> **The request**
Exactly as written, retype the listing below, omitting the pictures.

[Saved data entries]

====

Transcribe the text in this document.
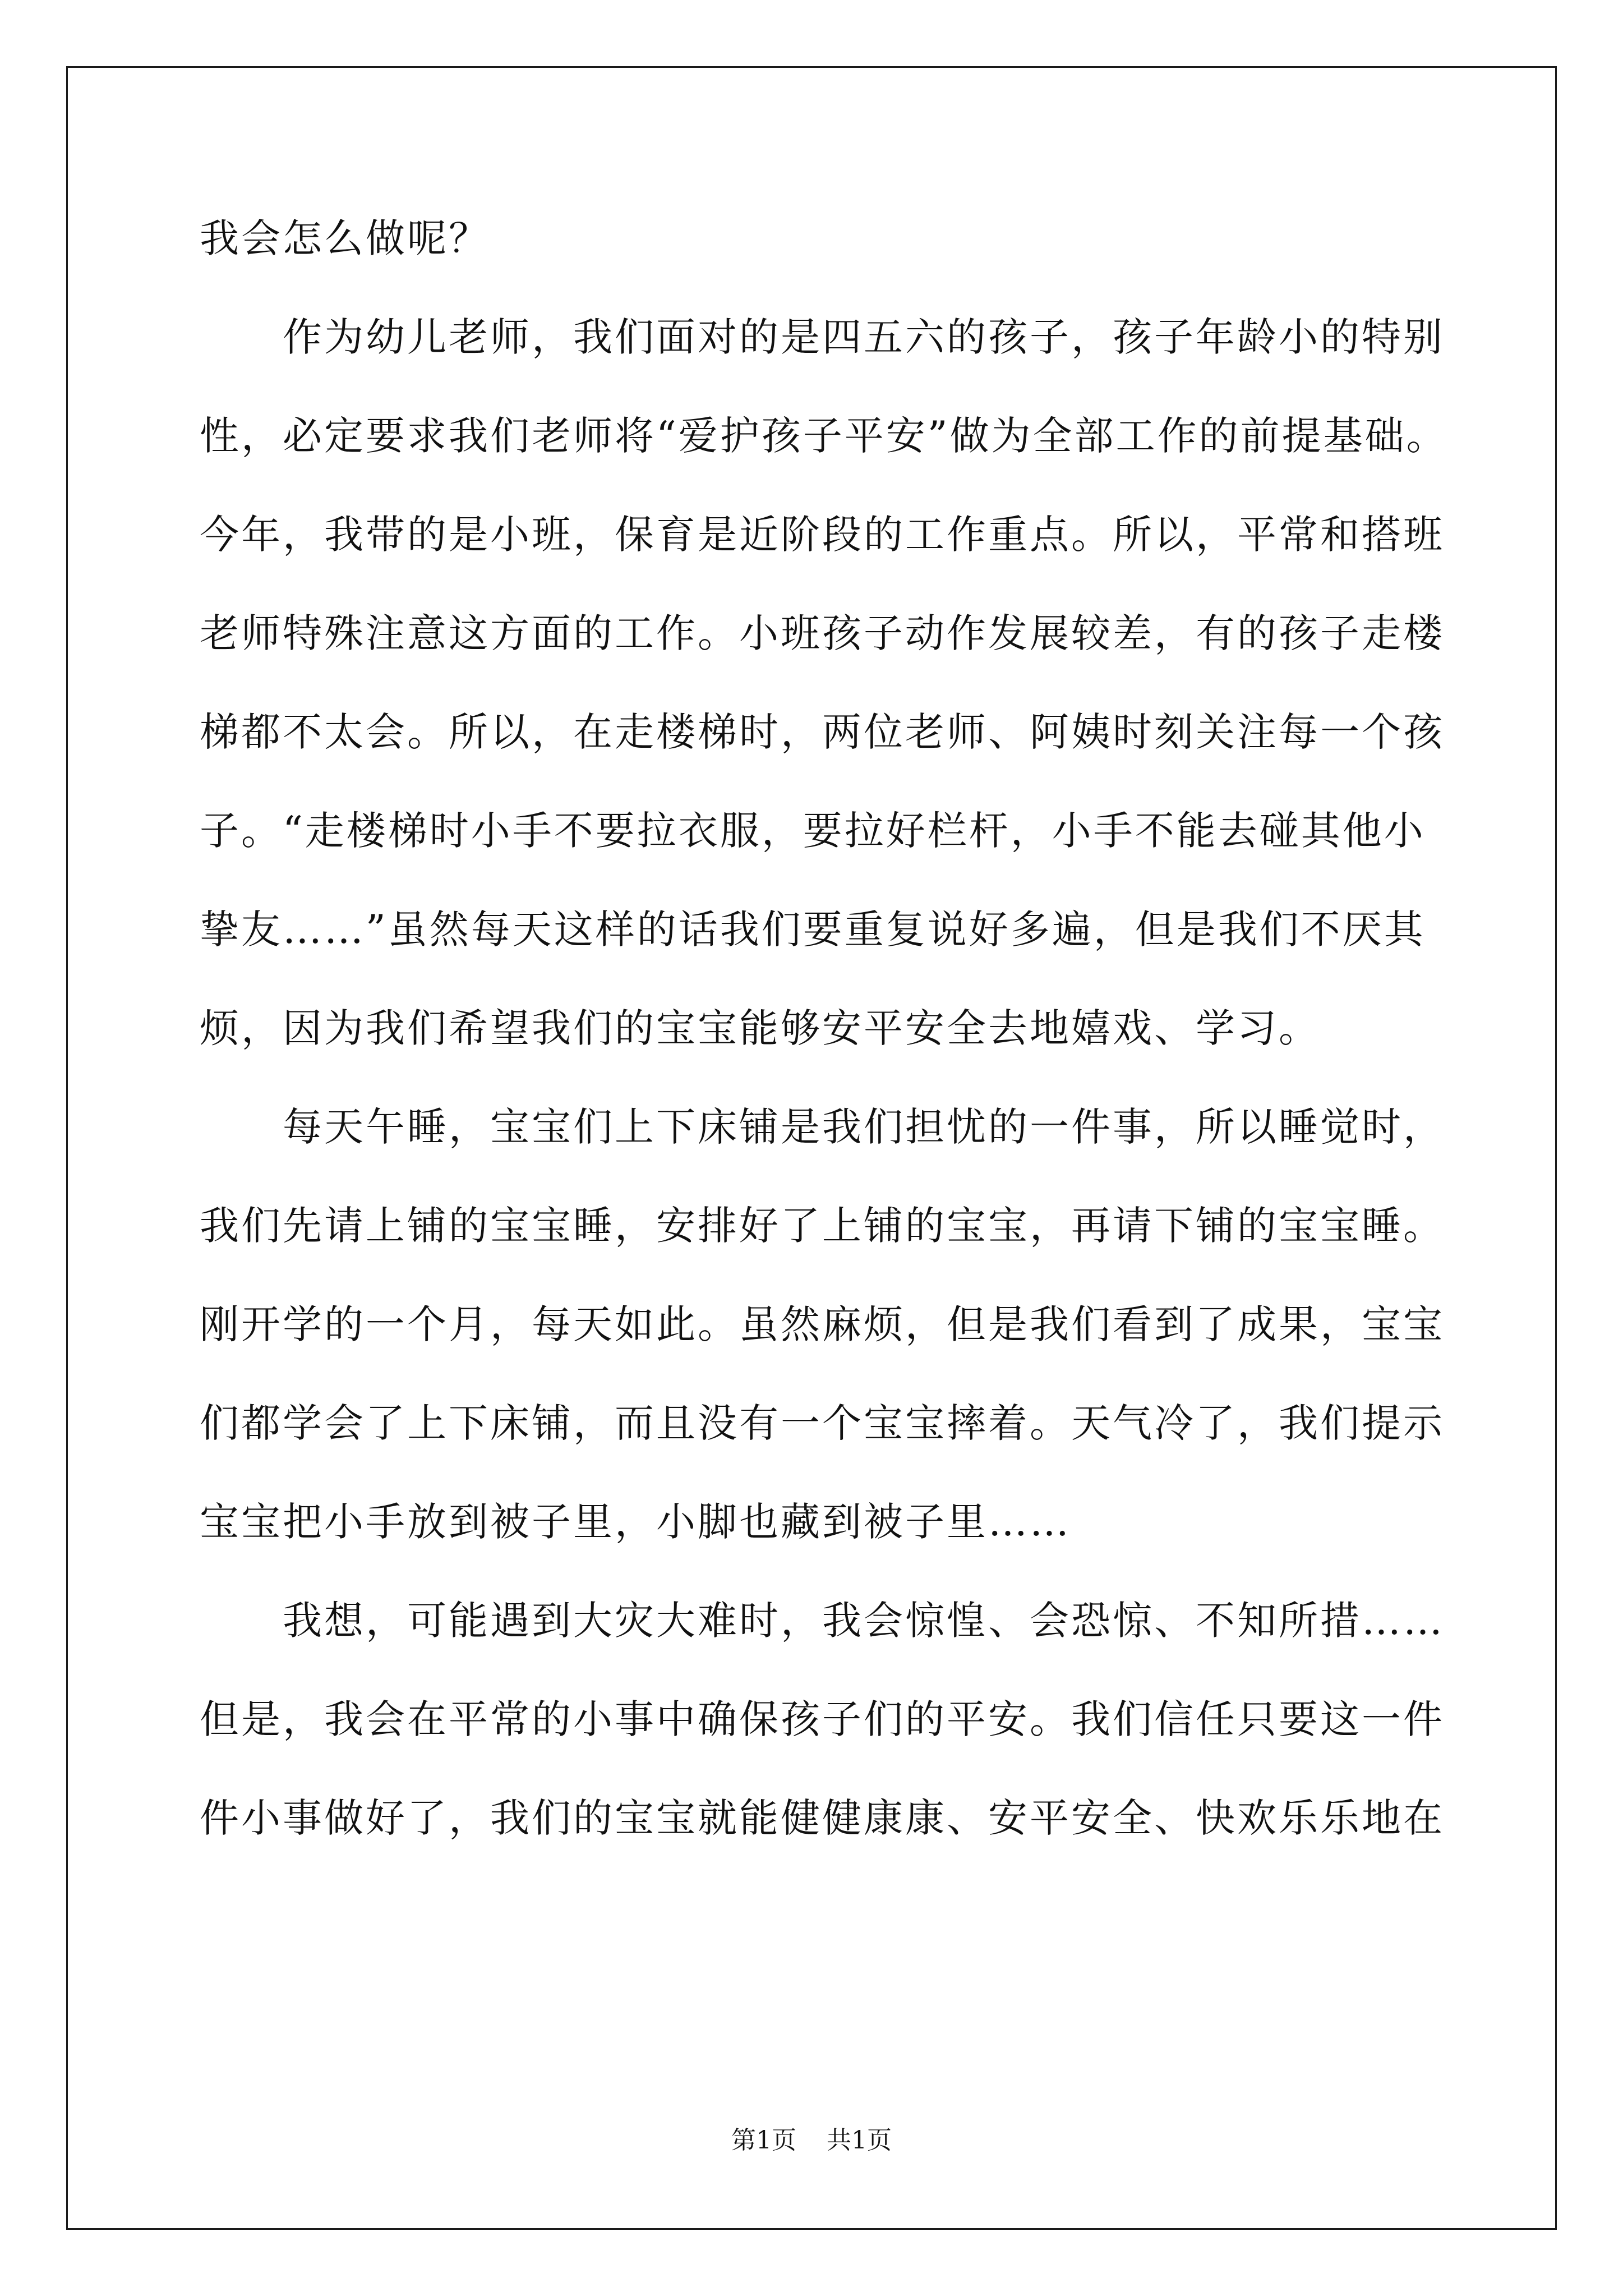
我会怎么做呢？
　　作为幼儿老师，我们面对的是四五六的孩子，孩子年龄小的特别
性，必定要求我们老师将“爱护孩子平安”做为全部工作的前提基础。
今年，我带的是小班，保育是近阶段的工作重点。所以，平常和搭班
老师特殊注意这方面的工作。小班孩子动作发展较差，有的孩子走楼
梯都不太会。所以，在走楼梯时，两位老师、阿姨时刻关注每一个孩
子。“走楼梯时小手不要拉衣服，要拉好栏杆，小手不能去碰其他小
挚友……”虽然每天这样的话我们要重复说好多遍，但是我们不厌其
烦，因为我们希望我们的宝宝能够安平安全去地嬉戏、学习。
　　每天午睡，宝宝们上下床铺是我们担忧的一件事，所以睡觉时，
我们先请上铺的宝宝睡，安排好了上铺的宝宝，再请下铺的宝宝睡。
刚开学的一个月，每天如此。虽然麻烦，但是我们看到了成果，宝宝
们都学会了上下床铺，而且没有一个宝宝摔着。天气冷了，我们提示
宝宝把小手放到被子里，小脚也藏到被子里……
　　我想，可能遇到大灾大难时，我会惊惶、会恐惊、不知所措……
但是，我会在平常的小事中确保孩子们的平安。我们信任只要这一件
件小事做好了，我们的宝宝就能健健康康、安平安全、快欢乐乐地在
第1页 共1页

====

> **The response**
Transcribe the text in this document.
我会怎么做呢？
　　作为幼儿老师，我们面对的是四五六的孩子，孩子年龄小的特别
性，必定要求我们老师将“爱护孩子平安”做为全部工作的前提基础。
今年，我带的是小班，保育是近阶段的工作重点。所以，平常和搭班
老师特殊注意这方面的工作。小班孩子动作发展较差，有的孩子走楼
梯都不太会。所以，在走楼梯时，两位老师、阿姨时刻关注每一个孩
子。“走楼梯时小手不要拉衣服，要拉好栏杆，小手不能去碰其他小
挚友……”虽然每天这样的话我们要重复说好多遍，但是我们不厌其
烦，因为我们希望我们的宝宝能够安平安全去地嬉戏、学习。
　　每天午睡，宝宝们上下床铺是我们担忧的一件事，所以睡觉时，
我们先请上铺的宝宝睡，安排好了上铺的宝宝，再请下铺的宝宝睡。
刚开学的一个月，每天如此。虽然麻烦，但是我们看到了成果，宝宝
们都学会了上下床铺，而且没有一个宝宝摔着。天气冷了，我们提示
宝宝把小手放到被子里，小脚也藏到被子里……
　　我想，可能遇到大灾大难时，我会惊惶、会恐惊、不知所措……
但是，我会在平常的小事中确保孩子们的平安。我们信任只要这一件
件小事做好了，我们的宝宝就能健健康康、安平安全、快欢乐乐地在
第1页 共1页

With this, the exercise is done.